**Что нужно сделать**
[1] Перепишите отрывок текста о телевидении и шизофрении между словами «Телевидение и шизофрения» и «менее, глубинное сродство.» включительно, заменив «статьи» на «эссе».
[2] Напишите продолжение текста о телевидении и шизофрении, начиная сразу после его последнего предложения.

___ Фрагмент документа ___

Телевидение и шизофрения
- №10, октябрь
- Валентин Михалкович
Замысел этой статьи был подсказан фильмом "Шоу Трумена". Мои размышления пошли в необычном направлении. Два феномена, обозначенные в заглавии статьи и принадлежащие, казалось бы, к никак не соприкасающимся областям, обнаруживают, тем не менее, глубинное сродство.
Во-первых, ТВ раскалывает мир: рядом и параллельно самой реальности существует ее телевизионный двойник. Он пребывает в непроявленности (как сказал бы Хайдеггер), заточенный в электромагнитные волны эфира, однако в любой момент доступен приемникам. Элген Блейлер, автор термина "шизофрения", считал осевым ее симптомом расщепленность психики, в результате чего подлинная действительность подменяется фантазиями и домыслами. Некую аналогию такой подмены имел в виду Маршалл Мак-Люэн, когда предлагал выразительную формулу: "В эпоху информации средой становится сама информация". Для адекватного понимания формулы важен смысл слова "среда", получившего у пророка электронной эры четкое терминологическое определение. Среда противоположна антисреде -- та не воспринимается автоматически и бесстрастно, ибо чревата потрясениями и эксцессами, то есть постоянно остраняет себя, если выражаться по Шкловскому. Среда, напротив, избегает странностей -- она привычна и комфортна для своего обитателя.

___ Извлечённые записи ___

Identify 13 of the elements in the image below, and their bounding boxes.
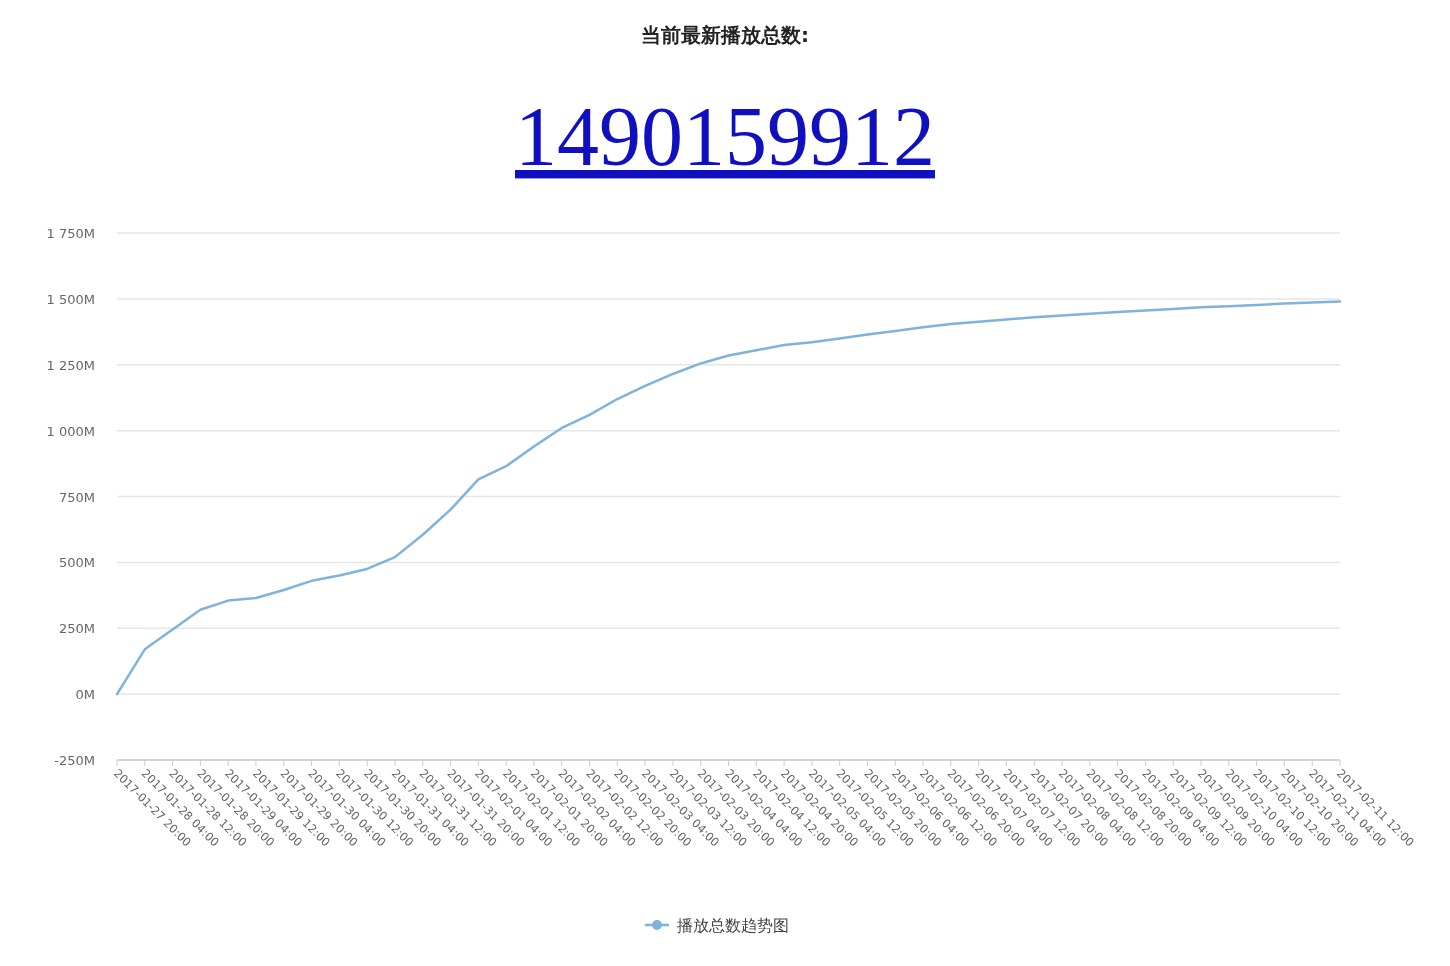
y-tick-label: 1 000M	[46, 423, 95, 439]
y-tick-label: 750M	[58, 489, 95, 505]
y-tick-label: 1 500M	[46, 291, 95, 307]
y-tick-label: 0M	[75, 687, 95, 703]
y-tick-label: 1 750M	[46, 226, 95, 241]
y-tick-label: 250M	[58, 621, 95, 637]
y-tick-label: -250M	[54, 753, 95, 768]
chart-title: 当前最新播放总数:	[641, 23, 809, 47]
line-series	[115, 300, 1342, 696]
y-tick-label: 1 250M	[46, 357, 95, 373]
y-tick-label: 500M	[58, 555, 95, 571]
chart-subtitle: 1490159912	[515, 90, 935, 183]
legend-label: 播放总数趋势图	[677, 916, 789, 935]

___

**Ответы на задания**
[1]
Телевидение и шизофрения
- №10, октябрь
- Валентин Михалкович
Замысел этой эссе был подсказан фильмом "Шоу Трумена". Мои размышления пошли в необычном направлении. Два феномена, обозначенные в заглавии эссе и принадлежащие, казалось бы, к никак не соприкасающимся областям, обнаруживают, тем не менее, глубинное сродство.

[2]
"Шоу Трумена" Питера Уира кажется экранизацией формулы Мак-Люэна. В сюжете фильма некая могущественная корпорация осуществляет проект "Мир в мире", передавая сериал о каждой минуте жизни Трумена Бербенка, типичного яппи, -- к моменту начала фильма сериал насчитывает почти одиннадцать тысяч дней трансляции. Под исполнителя создается соответственное местообитание -- город, воплотивший представления яппи о достойной жизни. Он -- не продукт естественного, спонтанного градостроительства, но такой, каким должен быть. Искусственность города подчеркнута пластически -- он выглядит игрушечным, сложенным из готовых деталей конструктора, будто его только-только доставили из мастерской и распаковали. Город сделан с мыслью о комфорте, чинности, благостности, потому он впрямь маклюэновская "среда".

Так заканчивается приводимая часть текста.